◆ Provided records:
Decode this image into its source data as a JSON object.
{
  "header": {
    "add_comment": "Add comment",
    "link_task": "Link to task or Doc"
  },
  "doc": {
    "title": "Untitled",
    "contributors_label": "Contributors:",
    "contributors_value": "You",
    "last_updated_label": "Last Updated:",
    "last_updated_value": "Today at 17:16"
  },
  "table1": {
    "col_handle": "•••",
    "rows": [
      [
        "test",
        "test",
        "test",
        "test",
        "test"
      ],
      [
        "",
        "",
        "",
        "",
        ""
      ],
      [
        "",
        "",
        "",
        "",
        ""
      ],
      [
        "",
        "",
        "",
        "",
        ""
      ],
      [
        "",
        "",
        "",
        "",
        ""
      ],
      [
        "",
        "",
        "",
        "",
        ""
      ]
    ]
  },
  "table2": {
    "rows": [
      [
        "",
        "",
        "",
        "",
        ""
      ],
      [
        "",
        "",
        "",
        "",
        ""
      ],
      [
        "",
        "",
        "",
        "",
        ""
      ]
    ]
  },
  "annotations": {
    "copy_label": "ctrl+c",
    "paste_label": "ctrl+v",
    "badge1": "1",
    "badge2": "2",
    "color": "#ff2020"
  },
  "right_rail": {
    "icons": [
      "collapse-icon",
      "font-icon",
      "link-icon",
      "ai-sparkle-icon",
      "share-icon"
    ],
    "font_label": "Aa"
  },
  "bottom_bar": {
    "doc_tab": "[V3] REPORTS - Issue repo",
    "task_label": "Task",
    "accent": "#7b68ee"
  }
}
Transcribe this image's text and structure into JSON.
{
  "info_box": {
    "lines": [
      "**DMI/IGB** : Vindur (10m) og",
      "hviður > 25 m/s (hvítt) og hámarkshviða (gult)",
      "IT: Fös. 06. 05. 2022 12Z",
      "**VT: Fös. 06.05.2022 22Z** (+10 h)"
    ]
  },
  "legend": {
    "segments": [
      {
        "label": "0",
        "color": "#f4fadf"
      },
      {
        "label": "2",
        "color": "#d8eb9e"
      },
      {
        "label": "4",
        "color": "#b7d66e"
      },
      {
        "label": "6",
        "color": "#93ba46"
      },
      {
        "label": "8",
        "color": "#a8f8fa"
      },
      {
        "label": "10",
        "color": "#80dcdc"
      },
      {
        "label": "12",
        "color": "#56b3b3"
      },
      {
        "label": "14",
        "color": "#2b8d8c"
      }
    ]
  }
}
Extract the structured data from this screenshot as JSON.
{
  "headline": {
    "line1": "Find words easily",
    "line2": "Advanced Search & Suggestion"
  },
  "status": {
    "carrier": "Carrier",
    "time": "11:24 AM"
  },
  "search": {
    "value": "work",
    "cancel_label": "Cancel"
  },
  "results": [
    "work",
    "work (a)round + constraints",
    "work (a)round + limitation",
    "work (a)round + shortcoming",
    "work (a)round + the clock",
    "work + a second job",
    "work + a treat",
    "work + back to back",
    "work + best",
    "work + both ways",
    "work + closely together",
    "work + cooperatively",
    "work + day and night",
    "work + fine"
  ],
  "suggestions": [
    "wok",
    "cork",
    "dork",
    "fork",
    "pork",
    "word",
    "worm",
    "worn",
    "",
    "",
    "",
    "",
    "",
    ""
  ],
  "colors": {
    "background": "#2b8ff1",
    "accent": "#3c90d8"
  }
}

◆ Problem description:
Go through the records and show every line with the string "data" in it.

◆ Solution for this exercise:
Decode this image into its source data as a JSON object.
Extract the structured data from this screenshot as JSON.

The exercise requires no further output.